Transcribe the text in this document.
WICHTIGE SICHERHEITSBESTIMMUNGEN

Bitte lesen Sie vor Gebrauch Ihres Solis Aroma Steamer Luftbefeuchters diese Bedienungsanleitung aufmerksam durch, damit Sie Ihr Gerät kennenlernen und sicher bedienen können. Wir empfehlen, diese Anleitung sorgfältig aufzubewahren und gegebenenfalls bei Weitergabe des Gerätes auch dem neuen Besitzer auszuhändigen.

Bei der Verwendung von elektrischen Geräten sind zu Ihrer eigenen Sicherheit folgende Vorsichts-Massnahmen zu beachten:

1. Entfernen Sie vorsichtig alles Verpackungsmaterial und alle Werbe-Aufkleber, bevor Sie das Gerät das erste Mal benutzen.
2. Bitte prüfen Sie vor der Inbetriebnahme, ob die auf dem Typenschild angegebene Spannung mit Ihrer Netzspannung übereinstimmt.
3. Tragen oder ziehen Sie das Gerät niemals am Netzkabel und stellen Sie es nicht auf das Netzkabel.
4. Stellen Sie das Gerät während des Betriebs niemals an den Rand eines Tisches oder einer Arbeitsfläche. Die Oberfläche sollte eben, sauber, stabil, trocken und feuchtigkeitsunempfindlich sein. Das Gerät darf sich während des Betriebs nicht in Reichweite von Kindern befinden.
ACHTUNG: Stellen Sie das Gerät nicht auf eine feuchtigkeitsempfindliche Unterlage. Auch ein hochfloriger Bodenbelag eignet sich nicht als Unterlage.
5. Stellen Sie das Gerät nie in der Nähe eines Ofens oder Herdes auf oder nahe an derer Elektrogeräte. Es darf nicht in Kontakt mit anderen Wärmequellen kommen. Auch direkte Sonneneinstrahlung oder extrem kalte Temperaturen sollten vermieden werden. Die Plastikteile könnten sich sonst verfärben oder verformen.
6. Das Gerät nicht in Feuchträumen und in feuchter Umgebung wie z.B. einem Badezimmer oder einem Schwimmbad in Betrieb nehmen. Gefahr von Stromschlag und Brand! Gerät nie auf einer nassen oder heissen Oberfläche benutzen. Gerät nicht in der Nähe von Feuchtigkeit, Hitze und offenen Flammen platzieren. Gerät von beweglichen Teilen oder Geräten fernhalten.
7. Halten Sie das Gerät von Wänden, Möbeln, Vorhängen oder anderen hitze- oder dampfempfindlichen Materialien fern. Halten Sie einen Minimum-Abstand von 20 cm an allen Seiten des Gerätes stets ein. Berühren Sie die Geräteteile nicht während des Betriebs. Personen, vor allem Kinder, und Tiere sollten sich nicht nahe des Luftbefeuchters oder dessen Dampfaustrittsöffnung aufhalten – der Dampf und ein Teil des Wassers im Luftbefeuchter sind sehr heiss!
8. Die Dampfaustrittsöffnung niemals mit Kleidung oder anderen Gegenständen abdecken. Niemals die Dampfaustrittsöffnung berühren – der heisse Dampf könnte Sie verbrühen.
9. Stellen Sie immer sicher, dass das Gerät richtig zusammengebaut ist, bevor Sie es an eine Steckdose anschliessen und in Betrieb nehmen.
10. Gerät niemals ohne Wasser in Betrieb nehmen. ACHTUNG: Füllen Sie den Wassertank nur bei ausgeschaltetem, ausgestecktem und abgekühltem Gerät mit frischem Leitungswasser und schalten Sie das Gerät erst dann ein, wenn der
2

What to produce: All of the entries should be written out again exactly.

Finished exercise:
Transcribe the text in this document.
WICHTIGE SICHERHEITSBESTIMMUNGEN

Bitte lesen Sie vor Gebrauch Ihres Solis Aroma Steamer Luftbefeuchters diese Bedienungsanleitung aufmerksam durch, damit Sie Ihr Gerät kennenlernen und sicher bedienen können. Wir empfehlen, diese Anleitung sorgfältig aufzubewahren und gegebenenfalls bei Weitergabe des Gerätes auch dem neuen Besitzer auszuhändigen.

Bei der Verwendung von elektrischen Geräten sind zu Ihrer eigenen Sicherheit folgende Vorsichts-Massnahmen zu beachten:

1. Entfernen Sie vorsichtig alles Verpackungsmaterial und alle Werbe-Aufkleber, bevor Sie das Gerät das erste Mal benutzen.
2. Bitte prüfen Sie vor der Inbetriebnahme, ob die auf dem Typenschild angegebene Spannung mit Ihrer Netzspannung übereinstimmt.
3. Tragen oder ziehen Sie das Gerät niemals am Netzkabel und stellen Sie es nicht auf das Netzkabel.
4. Stellen Sie das Gerät während des Betriebs niemals an den Rand eines Tisches oder einer Arbeitsfläche. Die Oberfläche sollte eben, sauber, stabil, trocken und feuchtigkeitsunempfindlich sein. Das Gerät darf sich während des Betriebs nicht in Reichweite von Kindern befinden.
ACHTUNG: Stellen Sie das Gerät nicht auf eine feuchtigkeitsempfindliche Unterlage. Auch ein hochfloriger Bodenbelag eignet sich nicht als Unterlage.
5. Stellen Sie das Gerät nie in der Nähe eines Ofens oder Herdes auf oder nahe an derer Elektrogeräte. Es darf nicht in Kontakt mit anderen Wärmequellen kommen. Auch direkte Sonneneinstrahlung oder extrem kalte Temperaturen sollten vermieden werden. Die Plastikteile könnten sich sonst verfärben oder verformen.
6. Das Gerät nicht in Feuchträumen und in feuchter Umgebung wie z.B. einem Badezimmer oder einem Schwimmbad in Betrieb nehmen. Gefahr von Stromschlag und Brand! Gerät nie auf einer nassen oder heissen Oberfläche benutzen. Gerät nicht in der Nähe von Feuchtigkeit, Hitze und offenen Flammen platzieren. Gerät von beweglichen Teilen oder Geräten fernhalten.
7. Halten Sie das Gerät von Wänden, Möbeln, Vorhängen oder anderen hitze- oder dampfempfindlichen Materialien fern. Halten Sie einen Minimum-Abstand von 20 cm an allen Seiten des Gerätes stets ein. Berühren Sie die Geräteteile nicht während des Betriebs. Personen, vor allem Kinder, und Tiere sollten sich nicht nahe des Luftbefeuchters oder dessen Dampfaustrittsöffnung aufhalten – der Dampf und ein Teil des Wassers im Luftbefeuchter sind sehr heiss!
8. Die Dampfaustrittsöffnung niemals mit Kleidung oder anderen Gegenständen abdecken. Niemals die Dampfaustrittsöffnung berühren – der heisse Dampf könnte Sie verbrühen.
9. Stellen Sie immer sicher, dass das Gerät richtig zusammengebaut ist, bevor Sie es an eine Steckdose anschliessen und in Betrieb nehmen.
10. Gerät niemals ohne Wasser in Betrieb nehmen. ACHTUNG: Füllen Sie den Wassertank nur bei ausgeschaltetem, ausgestecktem und abgekühltem Gerät mit frischem Leitungswasser und schalten Sie das Gerät erst dann ein, wenn der
2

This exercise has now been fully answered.